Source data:
.....
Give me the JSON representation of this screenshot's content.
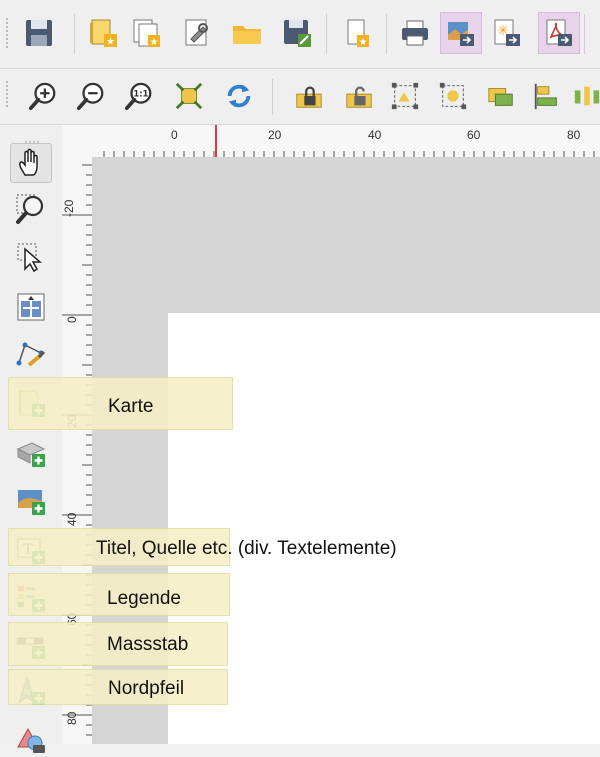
{
  "labels": {
    "karte": "Karte",
    "titel": "Titel, Quelle etc. (div. Textelemente)",
    "legende": "Legende",
    "massstab": "Massstab",
    "nordpfeil": "Nordpfeil"
  },
  "ruler": {
    "h": [
      "0",
      "20",
      "40",
      "60",
      "80"
    ],
    "v": [
      "-20",
      "0",
      "20",
      "40",
      "60",
      "80"
    ]
  },
  "zoom_label": "1:1",
  "colors": {
    "highlight": "#f5f0c6",
    "pdf": "#d32f2f",
    "marker": "#e53935"
  }
}
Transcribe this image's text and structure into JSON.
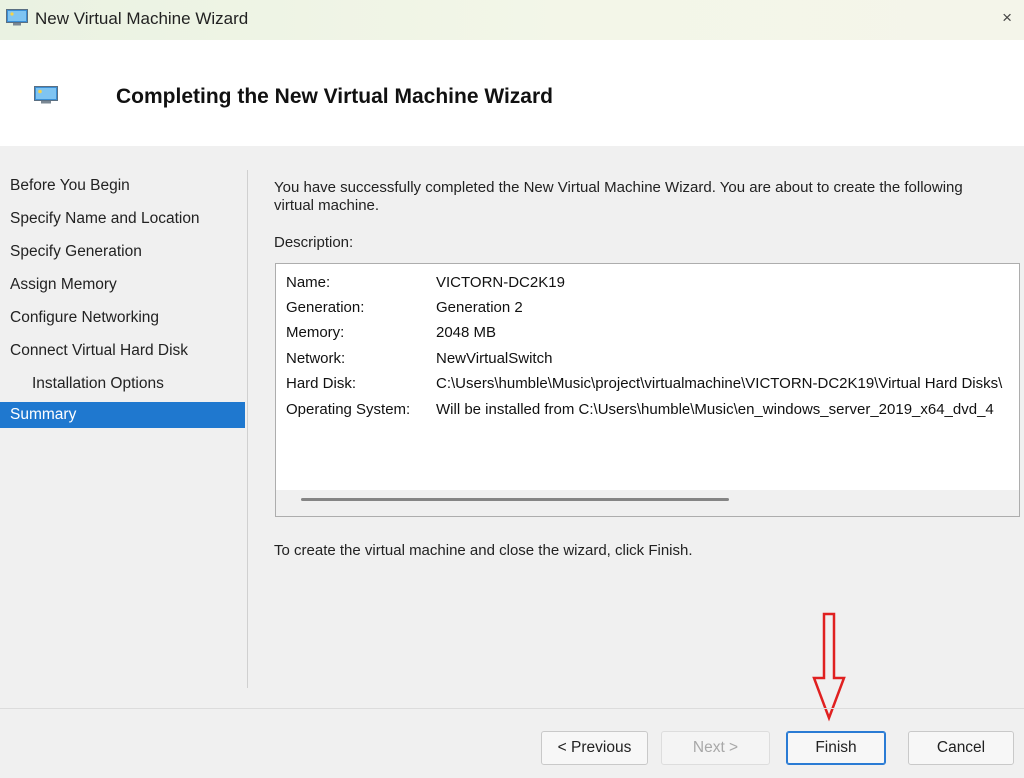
{
  "window": {
    "title": "New Virtual Machine Wizard",
    "close_glyph": "×",
    "icon": "virtual-machine-icon"
  },
  "header": {
    "title": "Completing the New Virtual Machine Wizard",
    "icon": "virtual-machine-icon"
  },
  "sidebar": {
    "items": [
      {
        "label": "Before You Begin",
        "sub": false,
        "active": false
      },
      {
        "label": "Specify Name and Location",
        "sub": false,
        "active": false
      },
      {
        "label": "Specify Generation",
        "sub": false,
        "active": false
      },
      {
        "label": "Assign Memory",
        "sub": false,
        "active": false
      },
      {
        "label": "Configure Networking",
        "sub": false,
        "active": false
      },
      {
        "label": "Connect Virtual Hard Disk",
        "sub": false,
        "active": false
      },
      {
        "label": "Installation Options",
        "sub": true,
        "active": false
      },
      {
        "label": "Summary",
        "sub": false,
        "active": true
      }
    ]
  },
  "main": {
    "intro": "You have successfully completed the New Virtual Machine Wizard. You are about to create the following virtual machine.",
    "description_label": "Description:",
    "details": [
      {
        "key": "Name:",
        "value": "VICTORN-DC2K19"
      },
      {
        "key": "Generation:",
        "value": "Generation 2"
      },
      {
        "key": "Memory:",
        "value": "2048 MB"
      },
      {
        "key": "Network:",
        "value": "NewVirtualSwitch"
      },
      {
        "key": "Hard Disk:",
        "value": "C:\\Users\\humble\\Music\\project\\virtualmachine\\VICTORN-DC2K19\\Virtual Hard Disks\\"
      },
      {
        "key": "Operating System:",
        "value": "Will be installed from C:\\Users\\humble\\Music\\en_windows_server_2019_x64_dvd_4"
      }
    ],
    "finish_note": "To create the virtual machine and close the wizard, click Finish."
  },
  "buttons": {
    "previous": "< Previous",
    "next": "Next >",
    "finish": "Finish",
    "cancel": "Cancel"
  },
  "annotation": {
    "arrow_color": "#e02020",
    "arrow_icon": "down-arrow-annotation-icon"
  },
  "colors": {
    "selection": "#1f78cf",
    "focus_border": "#2a7bd4"
  }
}
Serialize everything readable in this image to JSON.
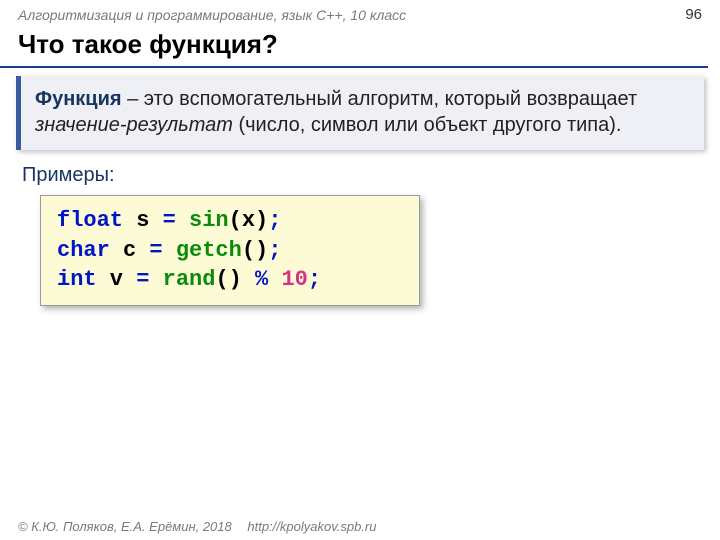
{
  "header": {
    "course": "Алгоритмизация и программирование, язык  C++, 10 класс",
    "page": "96"
  },
  "title": "Что такое функция?",
  "definition": {
    "term": "Функция",
    "dash": " – ",
    "body1": "это вспомогательный алгоритм, который возвращает ",
    "italic": "значение-результат",
    "body2": " (число, символ или объект другого типа)."
  },
  "examples_label": "Примеры:",
  "code": {
    "l1": {
      "t1": "float",
      "t2": " s ",
      "t3": "=",
      "t4": " ",
      "t5": "sin",
      "t6": "(x)",
      "t7": ";"
    },
    "l2": {
      "t1": "char",
      "t2": " c ",
      "t3": "=",
      "t4": " ",
      "t5": "getch",
      "t6": "()",
      "t7": ";"
    },
    "l3": {
      "t1": "int",
      "t2": " v ",
      "t3": "=",
      "t4": " ",
      "t5": "rand",
      "t6": "()",
      "t7": " % ",
      "t8": "10",
      "t9": ";"
    }
  },
  "footer": {
    "copyright": "© К.Ю. Поляков, Е.А. Ерёмин, 2018",
    "url": "http://kpolyakov.spb.ru"
  }
}
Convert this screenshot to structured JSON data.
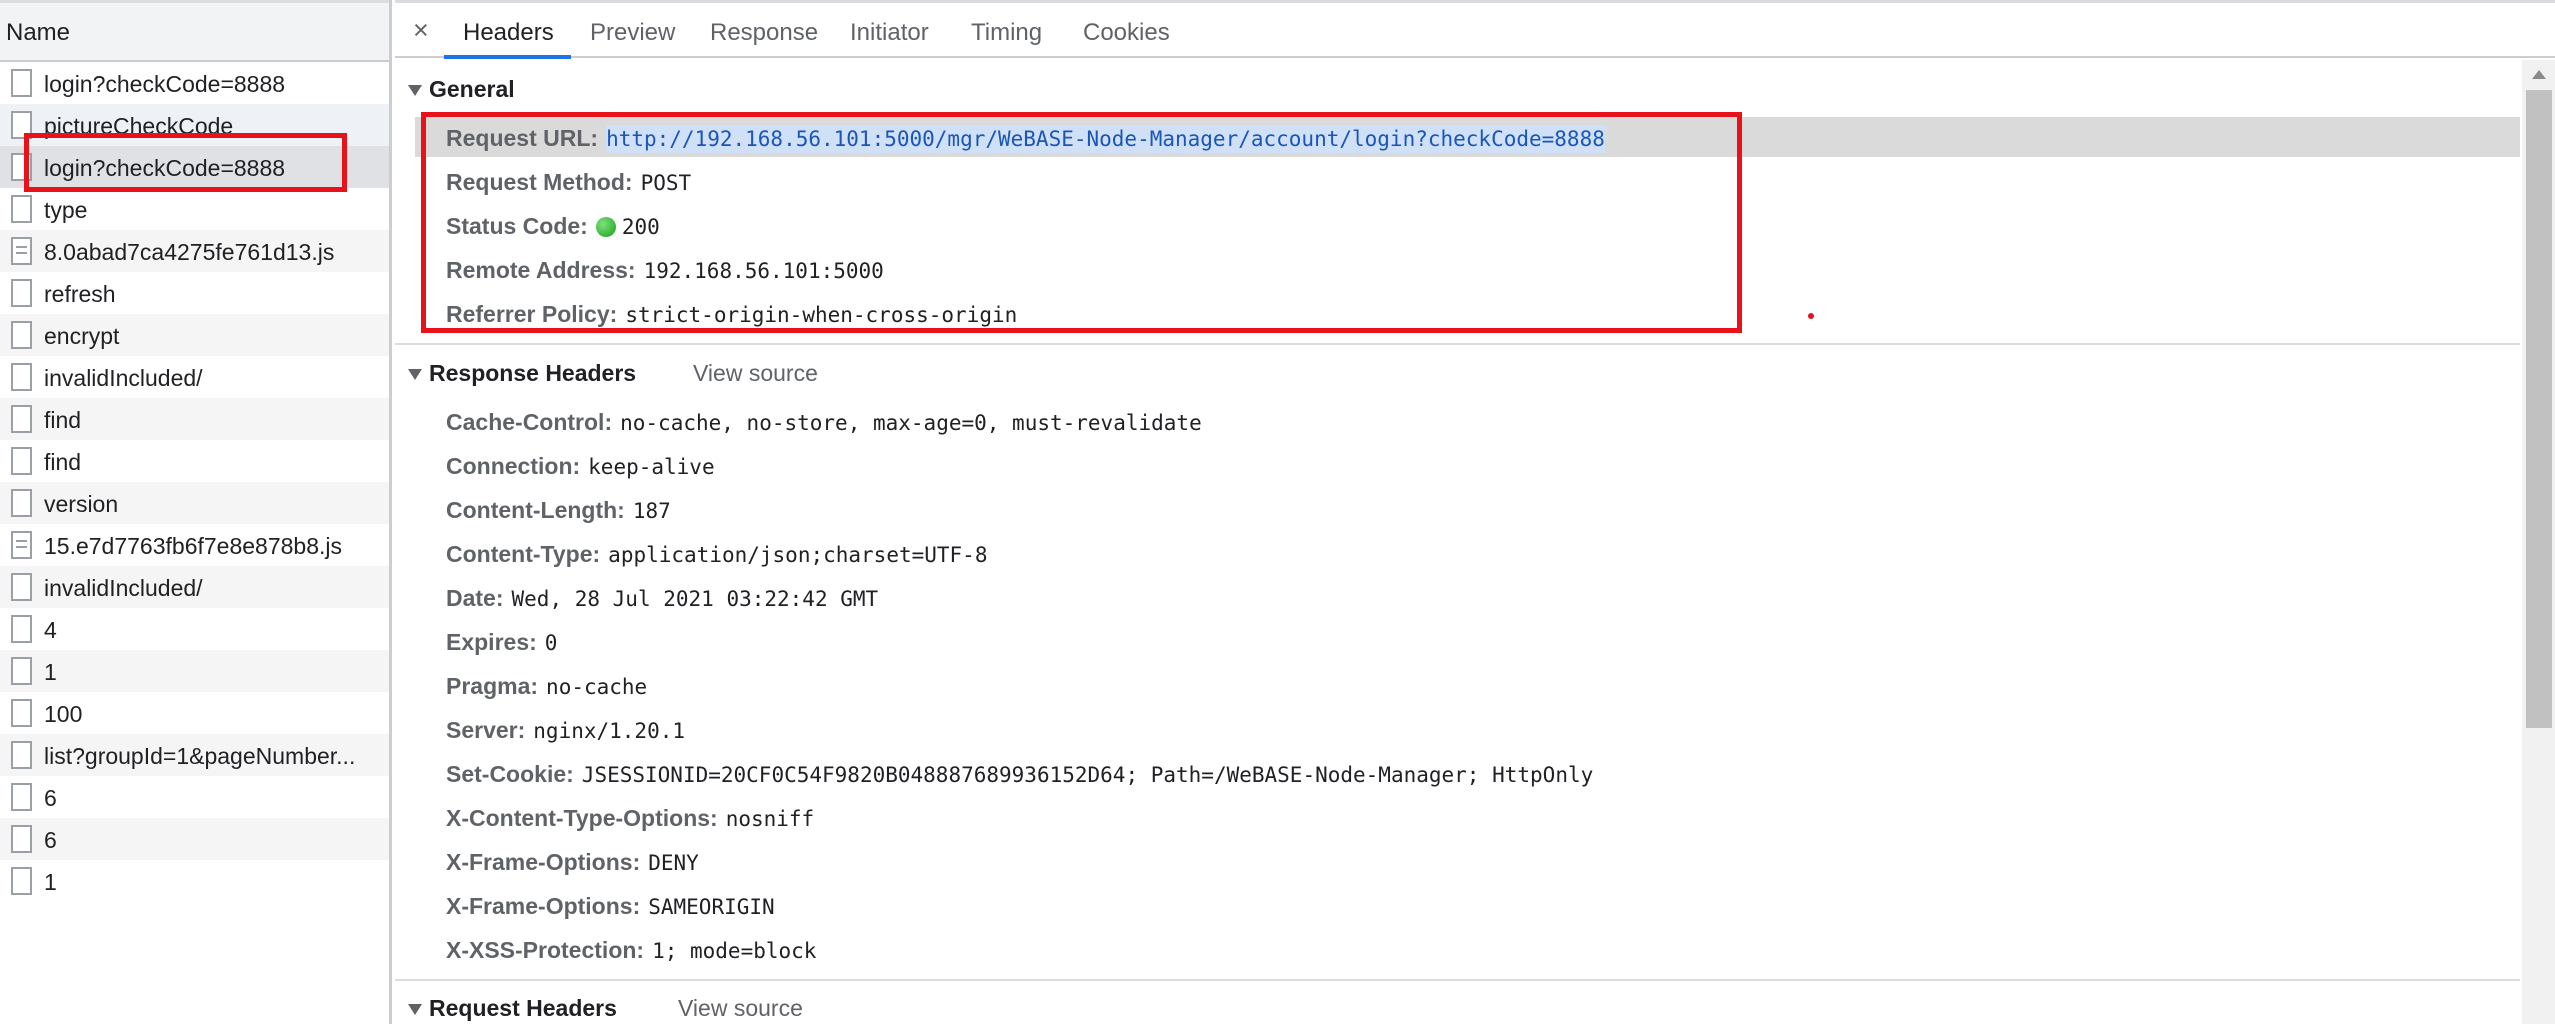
{
  "name_column": {
    "header": "Name"
  },
  "requests": [
    {
      "label": "login?checkCode=8888",
      "js": false
    },
    {
      "label": "pictureCheckCode",
      "js": false
    },
    {
      "label": "login?checkCode=8888",
      "js": false
    },
    {
      "label": "type",
      "js": false
    },
    {
      "label": "8.0abad7ca4275fe761d13.js",
      "js": true
    },
    {
      "label": "refresh",
      "js": false
    },
    {
      "label": "encrypt",
      "js": false
    },
    {
      "label": "invalidIncluded/",
      "js": false
    },
    {
      "label": "find",
      "js": false
    },
    {
      "label": "find",
      "js": false
    },
    {
      "label": "version",
      "js": false
    },
    {
      "label": "15.e7d7763fb6f7e8e878b8.js",
      "js": true
    },
    {
      "label": "invalidIncluded/",
      "js": false
    },
    {
      "label": "4",
      "js": false
    },
    {
      "label": "1",
      "js": false
    },
    {
      "label": "100",
      "js": false
    },
    {
      "label": "list?groupId=1&pageNumber...",
      "js": false
    },
    {
      "label": "6",
      "js": false
    },
    {
      "label": "6",
      "js": false
    },
    {
      "label": "1",
      "js": false
    }
  ],
  "tabs": {
    "close": "×",
    "headers": "Headers",
    "preview": "Preview",
    "response": "Response",
    "initiator": "Initiator",
    "timing": "Timing",
    "cookies": "Cookies"
  },
  "general": {
    "title": "General",
    "request_url_label": "Request URL:",
    "request_url": "http://192.168.56.101:5000/mgr/WeBASE-Node-Manager/account/login?checkCode=8888",
    "request_method_label": "Request Method:",
    "request_method": "POST",
    "status_code_label": "Status Code:",
    "status_code": "200",
    "remote_address_label": "Remote Address:",
    "remote_address": "192.168.56.101:5000",
    "referrer_policy_label": "Referrer Policy:",
    "referrer_policy": "strict-origin-when-cross-origin"
  },
  "response_headers": {
    "title": "Response Headers",
    "view_source": "View source",
    "items": [
      {
        "k": "Cache-Control:",
        "v": "no-cache, no-store, max-age=0, must-revalidate"
      },
      {
        "k": "Connection:",
        "v": "keep-alive"
      },
      {
        "k": "Content-Length:",
        "v": "187"
      },
      {
        "k": "Content-Type:",
        "v": "application/json;charset=UTF-8"
      },
      {
        "k": "Date:",
        "v": "Wed, 28 Jul 2021 03:22:42 GMT"
      },
      {
        "k": "Expires:",
        "v": "0"
      },
      {
        "k": "Pragma:",
        "v": "no-cache"
      },
      {
        "k": "Server:",
        "v": "nginx/1.20.1"
      },
      {
        "k": "Set-Cookie:",
        "v": "JSESSIONID=20CF0C54F9820B048887689936152D64; Path=/WeBASE-Node-Manager; HttpOnly"
      },
      {
        "k": "X-Content-Type-Options:",
        "v": "nosniff"
      },
      {
        "k": "X-Frame-Options:",
        "v": "DENY"
      },
      {
        "k": "X-Frame-Options:",
        "v": "SAMEORIGIN"
      },
      {
        "k": "X-XSS-Protection:",
        "v": "1; mode=block"
      }
    ]
  },
  "request_headers": {
    "title": "Request Headers",
    "view_source": "View source"
  },
  "colors": {
    "annotation_red": "#e8121a",
    "status_green": "#15a115",
    "tab_accent": "#1a73e8"
  }
}
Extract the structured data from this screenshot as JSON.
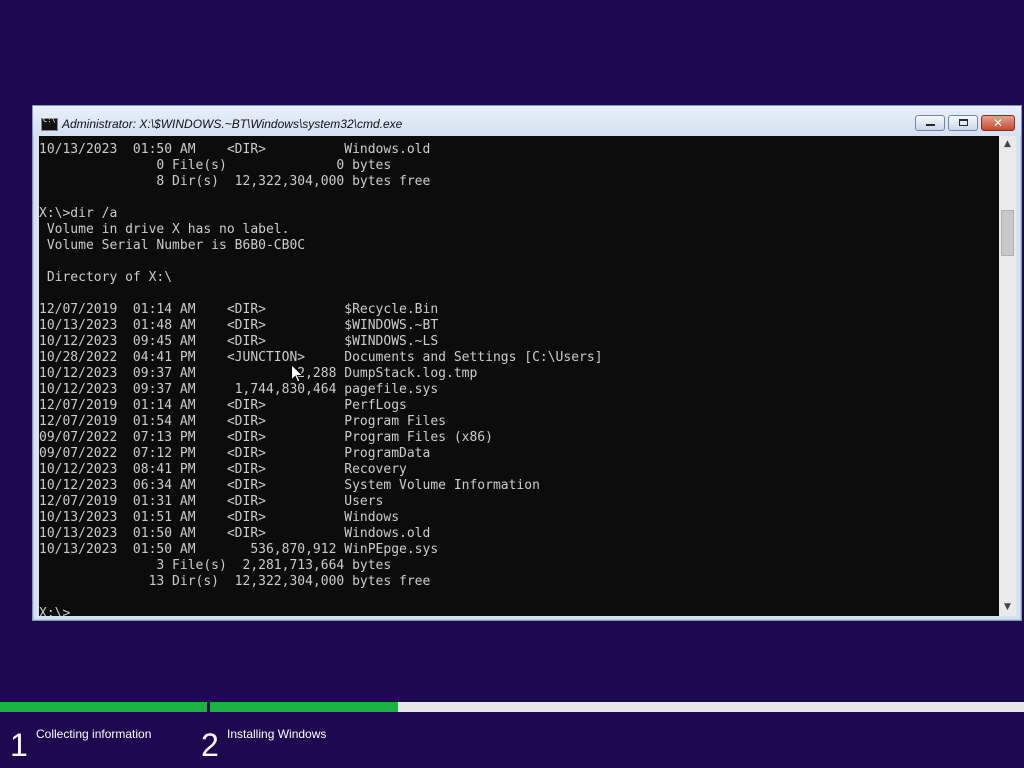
{
  "window": {
    "title": "Administrator: X:\\$WINDOWS.~BT\\Windows\\system32\\cmd.exe",
    "icon_text": "C:\\",
    "icon": "cmd-icon",
    "minimize_glyph": "minimize-icon",
    "maximize_glyph": "maximize-icon",
    "close_glyph": "✕"
  },
  "console": {
    "lines": [
      "10/13/2023  01:50 AM    <DIR>          Windows.old",
      "               0 File(s)              0 bytes",
      "               8 Dir(s)  12,322,304,000 bytes free",
      "",
      "X:\\>dir /a",
      " Volume in drive X has no label.",
      " Volume Serial Number is B6B0-CB0C",
      "",
      " Directory of X:\\",
      "",
      "12/07/2019  01:14 AM    <DIR>          $Recycle.Bin",
      "10/13/2023  01:48 AM    <DIR>          $WINDOWS.~BT",
      "10/12/2023  09:45 AM    <DIR>          $WINDOWS.~LS",
      "10/28/2022  04:41 PM    <JUNCTION>     Documents and Settings [C:\\Users]",
      "10/12/2023  09:37 AM            12,288 DumpStack.log.tmp",
      "10/12/2023  09:37 AM     1,744,830,464 pagefile.sys",
      "12/07/2019  01:14 AM    <DIR>          PerfLogs",
      "12/07/2019  01:54 AM    <DIR>          Program Files",
      "09/07/2022  07:13 PM    <DIR>          Program Files (x86)",
      "09/07/2022  07:12 PM    <DIR>          ProgramData",
      "10/12/2023  08:41 PM    <DIR>          Recovery",
      "10/12/2023  06:34 AM    <DIR>          System Volume Information",
      "12/07/2019  01:31 AM    <DIR>          Users",
      "10/13/2023  01:51 AM    <DIR>          Windows",
      "10/13/2023  01:50 AM    <DIR>          Windows.old",
      "10/13/2023  01:50 AM       536,870,912 WinPEpge.sys",
      "               3 File(s)  2,281,713,664 bytes",
      "              13 Dir(s)  12,322,304,000 bytes free",
      "",
      "X:\\>"
    ],
    "scroll_up_glyph": "▲",
    "scroll_down_glyph": "▼"
  },
  "setup": {
    "steps": [
      {
        "number": "1",
        "label": "Collecting information",
        "progress": 1.0
      },
      {
        "number": "2",
        "label": "Installing Windows",
        "progress": 0.231
      }
    ],
    "progress_color": "#1bb33f",
    "track_color": "#e6e6e6"
  },
  "colors": {
    "background": "#1e0850",
    "console_background": "#0c0c0c",
    "console_text": "#cccccc"
  }
}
.....
▶ [Given exercise]:
Reproduce each line holding the word "value".

▶ [Correct response]:
        "value": "VICTORN-DC2K19"
        "value": "Generation 2"
        "value": "2048 MB"
        "value": "NewVirtualSwitch"
        "value": "C:\\Users\\humble\\Music\\project\\virtualmachine\\VICTORN-DC2K19\\Virtual Hard Disks\\"
        "value": "Will be installed from C:\\Users\\humble\\Music\\en_windows_server_2019_x64_dvd_4"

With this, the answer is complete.